Using the material below, copy every line where "sign" appears.

■ **Records contained in a dataset**:
* Begin *
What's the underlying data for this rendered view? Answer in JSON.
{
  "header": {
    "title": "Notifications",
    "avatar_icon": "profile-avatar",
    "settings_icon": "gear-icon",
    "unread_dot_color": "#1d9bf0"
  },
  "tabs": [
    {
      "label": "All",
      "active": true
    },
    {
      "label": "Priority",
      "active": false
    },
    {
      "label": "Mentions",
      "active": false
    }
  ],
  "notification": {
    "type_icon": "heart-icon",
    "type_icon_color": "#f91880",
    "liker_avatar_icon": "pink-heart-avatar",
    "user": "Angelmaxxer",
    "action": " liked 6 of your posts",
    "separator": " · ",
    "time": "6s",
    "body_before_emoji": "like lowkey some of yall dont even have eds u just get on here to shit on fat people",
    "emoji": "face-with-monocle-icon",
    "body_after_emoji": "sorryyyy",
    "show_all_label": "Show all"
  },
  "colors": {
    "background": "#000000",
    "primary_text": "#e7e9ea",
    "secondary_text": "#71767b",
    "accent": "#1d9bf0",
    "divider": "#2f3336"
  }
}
* End *
* Begin *
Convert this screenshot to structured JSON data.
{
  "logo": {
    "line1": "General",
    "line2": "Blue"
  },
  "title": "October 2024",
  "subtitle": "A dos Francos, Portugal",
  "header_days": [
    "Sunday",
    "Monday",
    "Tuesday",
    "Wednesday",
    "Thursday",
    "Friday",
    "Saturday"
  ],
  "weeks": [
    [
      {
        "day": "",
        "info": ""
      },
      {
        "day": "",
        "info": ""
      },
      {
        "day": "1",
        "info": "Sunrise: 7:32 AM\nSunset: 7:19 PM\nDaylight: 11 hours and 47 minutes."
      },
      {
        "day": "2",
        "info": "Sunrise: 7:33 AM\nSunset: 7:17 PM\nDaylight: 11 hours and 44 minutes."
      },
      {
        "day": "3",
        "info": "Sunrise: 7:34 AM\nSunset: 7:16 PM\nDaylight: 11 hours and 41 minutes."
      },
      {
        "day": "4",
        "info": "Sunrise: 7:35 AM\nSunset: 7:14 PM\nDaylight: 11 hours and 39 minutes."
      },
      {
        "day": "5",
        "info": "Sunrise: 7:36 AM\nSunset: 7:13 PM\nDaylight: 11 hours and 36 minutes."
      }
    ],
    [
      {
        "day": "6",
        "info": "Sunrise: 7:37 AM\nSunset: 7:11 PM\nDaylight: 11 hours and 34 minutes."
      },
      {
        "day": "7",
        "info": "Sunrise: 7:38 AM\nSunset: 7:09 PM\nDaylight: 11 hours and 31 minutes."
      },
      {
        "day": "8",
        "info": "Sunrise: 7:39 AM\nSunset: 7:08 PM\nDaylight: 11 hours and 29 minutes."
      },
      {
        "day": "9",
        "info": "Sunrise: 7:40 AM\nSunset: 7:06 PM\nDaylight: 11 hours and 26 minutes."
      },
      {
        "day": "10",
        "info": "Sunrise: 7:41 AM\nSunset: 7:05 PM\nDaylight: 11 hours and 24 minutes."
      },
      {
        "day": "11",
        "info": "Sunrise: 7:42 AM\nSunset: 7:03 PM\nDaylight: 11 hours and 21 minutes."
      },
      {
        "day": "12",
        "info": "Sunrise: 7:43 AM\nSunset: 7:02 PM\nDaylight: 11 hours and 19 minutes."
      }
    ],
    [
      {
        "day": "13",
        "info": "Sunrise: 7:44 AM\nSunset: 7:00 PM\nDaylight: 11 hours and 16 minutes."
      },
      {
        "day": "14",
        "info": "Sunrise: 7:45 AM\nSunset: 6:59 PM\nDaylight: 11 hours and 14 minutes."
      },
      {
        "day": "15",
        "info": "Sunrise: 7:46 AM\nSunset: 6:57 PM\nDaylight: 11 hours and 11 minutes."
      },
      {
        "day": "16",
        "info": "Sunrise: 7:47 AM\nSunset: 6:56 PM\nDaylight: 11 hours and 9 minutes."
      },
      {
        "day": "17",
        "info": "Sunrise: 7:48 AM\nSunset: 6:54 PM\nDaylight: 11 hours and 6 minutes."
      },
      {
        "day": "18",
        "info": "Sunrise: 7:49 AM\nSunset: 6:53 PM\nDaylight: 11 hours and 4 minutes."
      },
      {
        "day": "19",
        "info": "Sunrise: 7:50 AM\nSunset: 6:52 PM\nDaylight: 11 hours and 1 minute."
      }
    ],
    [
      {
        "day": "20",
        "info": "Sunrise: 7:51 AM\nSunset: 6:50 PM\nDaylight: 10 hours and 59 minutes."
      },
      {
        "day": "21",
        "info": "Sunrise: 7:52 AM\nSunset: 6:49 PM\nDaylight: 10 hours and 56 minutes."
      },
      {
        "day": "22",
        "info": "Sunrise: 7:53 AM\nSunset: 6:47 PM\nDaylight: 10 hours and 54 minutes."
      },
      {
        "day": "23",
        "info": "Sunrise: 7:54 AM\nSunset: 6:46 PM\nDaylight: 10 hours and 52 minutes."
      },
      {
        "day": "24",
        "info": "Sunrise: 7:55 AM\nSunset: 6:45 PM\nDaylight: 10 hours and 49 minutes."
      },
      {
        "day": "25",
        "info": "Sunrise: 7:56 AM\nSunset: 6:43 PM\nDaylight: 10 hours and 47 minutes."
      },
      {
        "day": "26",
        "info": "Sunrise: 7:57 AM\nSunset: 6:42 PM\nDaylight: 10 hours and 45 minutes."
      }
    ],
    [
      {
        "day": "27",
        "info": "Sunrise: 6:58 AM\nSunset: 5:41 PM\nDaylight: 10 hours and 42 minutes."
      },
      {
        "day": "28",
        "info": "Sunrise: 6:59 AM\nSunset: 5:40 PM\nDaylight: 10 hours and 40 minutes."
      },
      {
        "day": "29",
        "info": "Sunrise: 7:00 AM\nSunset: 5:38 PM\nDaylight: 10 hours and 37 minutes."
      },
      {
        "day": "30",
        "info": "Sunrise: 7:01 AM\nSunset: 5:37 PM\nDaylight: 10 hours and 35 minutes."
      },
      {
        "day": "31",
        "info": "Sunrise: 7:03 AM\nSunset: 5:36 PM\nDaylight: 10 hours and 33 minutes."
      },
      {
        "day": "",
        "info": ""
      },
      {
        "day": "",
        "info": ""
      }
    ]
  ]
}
* End *
* Begin *
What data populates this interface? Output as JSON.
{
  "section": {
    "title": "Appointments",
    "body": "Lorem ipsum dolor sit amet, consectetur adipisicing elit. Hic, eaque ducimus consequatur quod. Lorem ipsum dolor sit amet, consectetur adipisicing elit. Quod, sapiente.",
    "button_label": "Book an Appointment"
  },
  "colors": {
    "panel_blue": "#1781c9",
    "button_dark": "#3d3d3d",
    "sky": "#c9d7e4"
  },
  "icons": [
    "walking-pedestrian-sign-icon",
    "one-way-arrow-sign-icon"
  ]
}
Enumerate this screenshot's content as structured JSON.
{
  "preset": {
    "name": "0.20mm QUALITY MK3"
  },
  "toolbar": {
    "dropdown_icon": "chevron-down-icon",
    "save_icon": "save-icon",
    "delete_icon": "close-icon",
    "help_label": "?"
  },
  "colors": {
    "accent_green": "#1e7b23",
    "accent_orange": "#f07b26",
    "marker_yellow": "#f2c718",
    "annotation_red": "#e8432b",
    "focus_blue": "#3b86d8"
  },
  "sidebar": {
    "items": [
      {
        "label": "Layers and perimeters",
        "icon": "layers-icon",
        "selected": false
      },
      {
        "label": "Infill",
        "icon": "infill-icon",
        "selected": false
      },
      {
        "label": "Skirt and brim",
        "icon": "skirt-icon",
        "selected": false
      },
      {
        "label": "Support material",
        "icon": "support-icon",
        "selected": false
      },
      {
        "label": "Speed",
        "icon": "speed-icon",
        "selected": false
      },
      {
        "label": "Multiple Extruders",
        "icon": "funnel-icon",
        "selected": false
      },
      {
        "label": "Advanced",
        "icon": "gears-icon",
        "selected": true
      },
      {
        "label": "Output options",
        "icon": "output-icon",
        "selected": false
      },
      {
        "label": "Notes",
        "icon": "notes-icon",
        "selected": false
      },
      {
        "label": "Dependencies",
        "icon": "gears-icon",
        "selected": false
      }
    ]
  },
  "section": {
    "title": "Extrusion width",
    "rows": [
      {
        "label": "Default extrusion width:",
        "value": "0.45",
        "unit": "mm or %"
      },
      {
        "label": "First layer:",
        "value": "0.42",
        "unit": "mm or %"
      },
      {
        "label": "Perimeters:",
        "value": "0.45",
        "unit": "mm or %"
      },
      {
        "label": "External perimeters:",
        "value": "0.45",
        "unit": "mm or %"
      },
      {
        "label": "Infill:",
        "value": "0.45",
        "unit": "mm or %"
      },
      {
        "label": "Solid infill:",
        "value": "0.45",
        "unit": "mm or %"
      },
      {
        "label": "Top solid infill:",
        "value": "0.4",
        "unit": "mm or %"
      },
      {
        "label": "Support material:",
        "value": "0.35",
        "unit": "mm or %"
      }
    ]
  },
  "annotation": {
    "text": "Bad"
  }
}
* End *
■ **CORRECT OUTPUT**:
    "walking-pedestrian-sign-icon",
    "one-way-arrow-sign-icon"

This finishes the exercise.